| DO THIS |
Copy out the complete listing, word for word.

| DATA SHOWN |

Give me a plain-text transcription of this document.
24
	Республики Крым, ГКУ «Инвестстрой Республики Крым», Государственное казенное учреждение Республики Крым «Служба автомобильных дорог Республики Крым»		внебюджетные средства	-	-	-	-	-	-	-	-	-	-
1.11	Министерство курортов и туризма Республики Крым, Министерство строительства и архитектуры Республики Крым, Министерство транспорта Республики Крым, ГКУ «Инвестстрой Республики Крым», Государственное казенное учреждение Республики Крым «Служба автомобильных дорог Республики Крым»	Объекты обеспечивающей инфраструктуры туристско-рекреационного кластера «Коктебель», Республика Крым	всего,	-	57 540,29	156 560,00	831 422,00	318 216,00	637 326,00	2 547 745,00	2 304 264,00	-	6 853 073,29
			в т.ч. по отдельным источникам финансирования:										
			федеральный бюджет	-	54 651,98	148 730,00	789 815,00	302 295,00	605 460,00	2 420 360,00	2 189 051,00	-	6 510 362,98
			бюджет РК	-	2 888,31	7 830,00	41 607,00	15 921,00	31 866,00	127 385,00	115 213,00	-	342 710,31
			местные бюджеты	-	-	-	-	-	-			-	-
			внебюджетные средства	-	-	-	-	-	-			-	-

| THE SOLUTION |
Give me a plain-text transcription of this document.
24
	Республики Крым, ГКУ «Инвестстрой Республики Крым», Государственное казенное учреждение Республики Крым «Служба автомобильных дорог Республики Крым»		внебюджетные средства	-	-	-	-	-	-	-	-	-	-
1.11	Министерство курортов и туризма Республики Крым, Министерство строительства и архитектуры Республики Крым, Министерство транспорта Республики Крым, ГКУ «Инвестстрой Республики Крым», Государственное казенное учреждение Республики Крым «Служба автомобильных дорог Республики Крым»	Объекты обеспечивающей инфраструктуры туристско-рекреационного кластера «Коктебель», Республика Крым	всего,	-	57 540,29	156 560,00	831 422,00	318 216,00	637 326,00	2 547 745,00	2 304 264,00	-	6 853 073,29
			в т.ч. по отдельным источникам финансирования:										
			федеральный бюджет	-	54 651,98	148 730,00	789 815,00	302 295,00	605 460,00	2 420 360,00	2 189 051,00	-	6 510 362,98
			бюджет РК	-	2 888,31	7 830,00	41 607,00	15 921,00	31 866,00	127 385,00	115 213,00	-	342 710,31
			местные бюджеты	-	-	-	-	-	-			-	-
			внебюджетные средства	-	-	-	-	-	-			-	-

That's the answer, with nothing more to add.